● Requirements:
Without the pictures, set down every line of the data exactly.

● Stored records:
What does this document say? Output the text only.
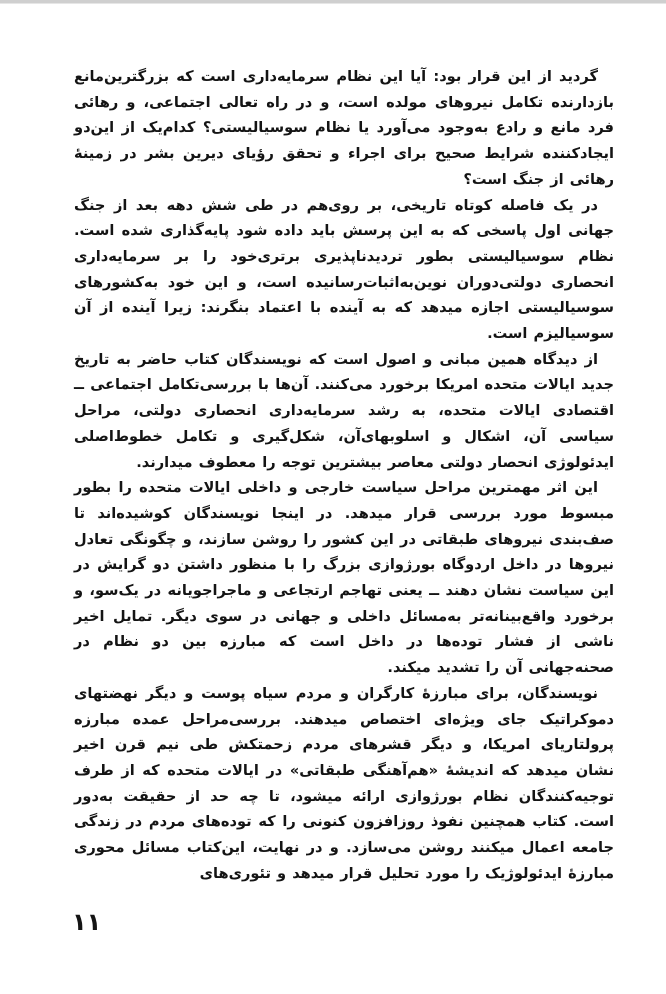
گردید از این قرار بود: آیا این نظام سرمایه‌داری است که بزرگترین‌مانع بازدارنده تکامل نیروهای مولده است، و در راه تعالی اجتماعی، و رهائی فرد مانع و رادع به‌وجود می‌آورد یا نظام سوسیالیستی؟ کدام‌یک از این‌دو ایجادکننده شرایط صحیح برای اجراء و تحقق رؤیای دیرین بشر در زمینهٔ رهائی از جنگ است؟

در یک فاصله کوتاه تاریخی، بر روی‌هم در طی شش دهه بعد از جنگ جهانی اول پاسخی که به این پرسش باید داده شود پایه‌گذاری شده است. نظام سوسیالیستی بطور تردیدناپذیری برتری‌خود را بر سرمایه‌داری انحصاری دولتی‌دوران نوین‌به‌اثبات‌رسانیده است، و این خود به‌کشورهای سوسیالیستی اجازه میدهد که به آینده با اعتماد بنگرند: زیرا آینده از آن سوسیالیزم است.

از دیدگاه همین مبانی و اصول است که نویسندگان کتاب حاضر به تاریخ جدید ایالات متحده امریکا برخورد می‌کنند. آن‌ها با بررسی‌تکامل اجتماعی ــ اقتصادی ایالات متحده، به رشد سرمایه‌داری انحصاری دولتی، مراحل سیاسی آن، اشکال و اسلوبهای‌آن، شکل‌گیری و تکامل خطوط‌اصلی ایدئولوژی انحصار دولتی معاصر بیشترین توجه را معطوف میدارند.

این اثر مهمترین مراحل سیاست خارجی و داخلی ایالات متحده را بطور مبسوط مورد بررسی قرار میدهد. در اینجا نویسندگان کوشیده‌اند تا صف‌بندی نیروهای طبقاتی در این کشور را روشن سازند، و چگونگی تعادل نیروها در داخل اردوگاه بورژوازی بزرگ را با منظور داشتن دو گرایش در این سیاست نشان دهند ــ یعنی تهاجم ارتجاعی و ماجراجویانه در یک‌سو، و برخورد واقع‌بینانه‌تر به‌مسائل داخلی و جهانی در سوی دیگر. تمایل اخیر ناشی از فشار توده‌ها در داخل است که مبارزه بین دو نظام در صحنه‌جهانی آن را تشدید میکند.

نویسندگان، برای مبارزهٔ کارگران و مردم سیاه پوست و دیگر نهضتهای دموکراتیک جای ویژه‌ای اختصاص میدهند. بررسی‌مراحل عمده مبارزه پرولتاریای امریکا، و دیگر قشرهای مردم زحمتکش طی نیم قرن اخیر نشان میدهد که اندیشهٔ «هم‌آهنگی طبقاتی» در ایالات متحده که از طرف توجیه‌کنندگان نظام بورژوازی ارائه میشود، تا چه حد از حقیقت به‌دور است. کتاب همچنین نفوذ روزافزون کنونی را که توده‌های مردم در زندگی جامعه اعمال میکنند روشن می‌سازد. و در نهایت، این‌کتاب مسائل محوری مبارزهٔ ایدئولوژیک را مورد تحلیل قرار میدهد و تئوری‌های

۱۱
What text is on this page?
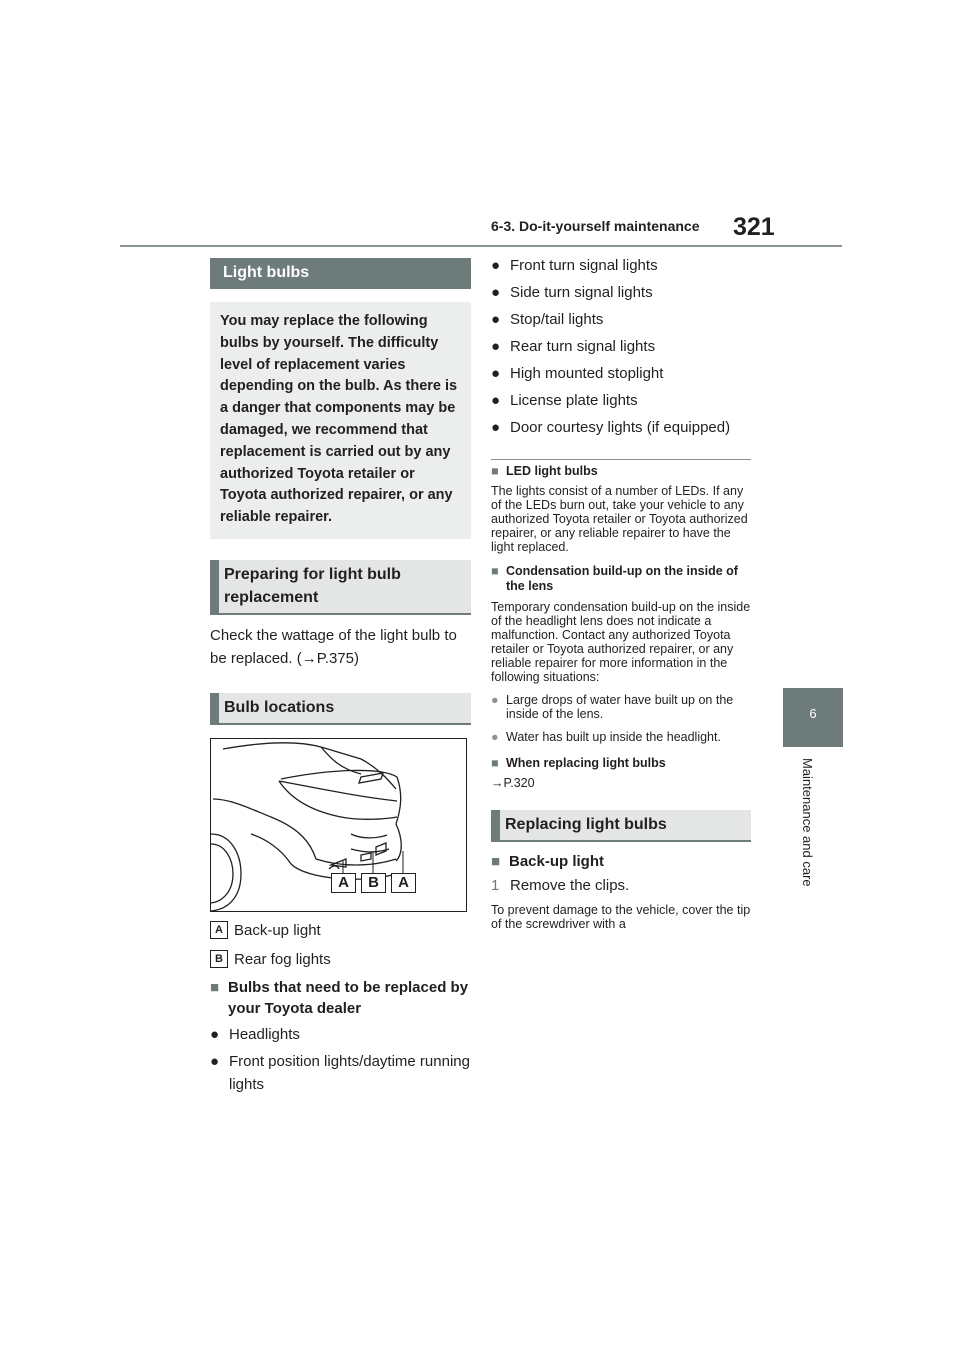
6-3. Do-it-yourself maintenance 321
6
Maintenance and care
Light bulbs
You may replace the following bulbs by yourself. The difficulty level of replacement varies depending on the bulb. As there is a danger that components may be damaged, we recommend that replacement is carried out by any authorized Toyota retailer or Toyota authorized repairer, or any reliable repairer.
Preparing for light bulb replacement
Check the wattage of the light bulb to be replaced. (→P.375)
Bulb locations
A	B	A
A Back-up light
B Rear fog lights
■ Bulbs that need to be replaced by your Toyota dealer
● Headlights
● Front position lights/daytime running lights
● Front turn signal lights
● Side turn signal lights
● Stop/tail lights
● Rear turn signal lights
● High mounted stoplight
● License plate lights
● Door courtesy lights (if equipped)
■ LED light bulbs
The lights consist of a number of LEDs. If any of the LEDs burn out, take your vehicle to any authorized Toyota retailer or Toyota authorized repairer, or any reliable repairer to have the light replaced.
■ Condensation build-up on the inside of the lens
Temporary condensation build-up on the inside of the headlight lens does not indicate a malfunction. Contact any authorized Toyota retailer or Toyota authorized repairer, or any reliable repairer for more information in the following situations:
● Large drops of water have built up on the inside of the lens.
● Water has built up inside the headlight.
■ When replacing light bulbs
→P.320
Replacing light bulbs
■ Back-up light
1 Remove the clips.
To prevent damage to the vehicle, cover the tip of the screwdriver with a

● Answer for the task:
What does this document say? Output the text only.
گردید از این قرار بود: آیا این نظام سرمایه‌داری است که بزرگترین‌مانع بازدارنده تکامل نیروهای مولده است، و در راه تعالی اجتماعی، و رهائی فرد مانع و رادع به‌وجود می‌آورد یا نظام سوسیالیستی؟ کدام‌یک از این‌دو ایجادکننده شرایط صحیح برای اجراء و تحقق رؤیای دیرین بشر در زمینهٔ رهائی از جنگ است؟

در یک فاصله کوتاه تاریخی، بر روی‌هم در طی شش دهه بعد از جنگ جهانی اول پاسخی که به این پرسش باید داده شود پایه‌گذاری شده است. نظام سوسیالیستی بطور تردیدناپذیری برتری‌خود را بر سرمایه‌داری انحصاری دولتی‌دوران نوین‌به‌اثبات‌رسانیده است، و این خود به‌کشورهای سوسیالیستی اجازه میدهد که به آینده با اعتماد بنگرند: زیرا آینده از آن سوسیالیزم است.

از دیدگاه همین مبانی و اصول است که نویسندگان کتاب حاضر به تاریخ جدید ایالات متحده امریکا برخورد می‌کنند. آن‌ها با بررسی‌تکامل اجتماعی ــ اقتصادی ایالات متحده، به رشد سرمایه‌داری انحصاری دولتی، مراحل سیاسی آن، اشکال و اسلوبهای‌آن، شکل‌گیری و تکامل خطوط‌اصلی ایدئولوژی انحصار دولتی معاصر بیشترین توجه را معطوف میدارند.

این اثر مهمترین مراحل سیاست خارجی و داخلی ایالات متحده را بطور مبسوط مورد بررسی قرار میدهد. در اینجا نویسندگان کوشیده‌اند تا صف‌بندی نیروهای طبقاتی در این کشور را روشن سازند، و چگونگی تعادل نیروها در داخل اردوگاه بورژوازی بزرگ را با منظور داشتن دو گرایش در این سیاست نشان دهند ــ یعنی تهاجم ارتجاعی و ماجراجویانه در یک‌سو، و برخورد واقع‌بینانه‌تر به‌مسائل داخلی و جهانی در سوی دیگر. تمایل اخیر ناشی از فشار توده‌ها در داخل است که مبارزه بین دو نظام در صحنه‌جهانی آن را تشدید میکند.

نویسندگان، برای مبارزهٔ کارگران و مردم سیاه پوست و دیگر نهضتهای دموکراتیک جای ویژه‌ای اختصاص میدهند. بررسی‌مراحل عمده مبارزه پرولتاریای امریکا، و دیگر قشرهای مردم زحمتکش طی نیم قرن اخیر نشان میدهد که اندیشهٔ «هم‌آهنگی طبقاتی» در ایالات متحده که از طرف توجیه‌کنندگان نظام بورژوازی ارائه میشود، تا چه حد از حقیقت به‌دور است. کتاب همچنین نفوذ روزافزون کنونی را که توده‌های مردم در زندگی جامعه اعمال میکنند روشن می‌سازد. و در نهایت، این‌کتاب مسائل محوری مبارزهٔ ایدئولوژیک را مورد تحلیل قرار میدهد و تئوری‌های

۱۱
What text is on this page?
6-3. Do-it-yourself maintenance 321
6
Maintenance and care
Light bulbs
You may replace the following bulbs by yourself. The difficulty level of replacement varies depending on the bulb. As there is a danger that components may be damaged, we recommend that replacement is carried out by any authorized Toyota retailer or Toyota authorized repairer, or any reliable repairer.
Preparing for light bulb replacement
Check the wattage of the light bulb to be replaced. (→P.375)
Bulb locations
A	B	A
A Back-up light
B Rear fog lights
■ Bulbs that need to be replaced by your Toyota dealer
● Headlights
● Front position lights/daytime running lights
● Front turn signal lights
● Side turn signal lights
● Stop/tail lights
● Rear turn signal lights
● High mounted stoplight
● License plate lights
● Door courtesy lights (if equipped)
■ LED light bulbs
The lights consist of a number of LEDs. If any of the LEDs burn out, take your vehicle to any authorized Toyota retailer or Toyota authorized repairer, or any reliable repairer to have the light replaced.
■ Condensation build-up on the inside of the lens
Temporary condensation build-up on the inside of the headlight lens does not indicate a malfunction. Contact any authorized Toyota retailer or Toyota authorized repairer, or any reliable repairer for more information in the following situations:
● Large drops of water have built up on the inside of the lens.
● Water has built up inside the headlight.
■ When replacing light bulbs
→P.320
Replacing light bulbs
■ Back-up light
1 Remove the clips.
To prevent damage to the vehicle, cover the tip of the screwdriver with a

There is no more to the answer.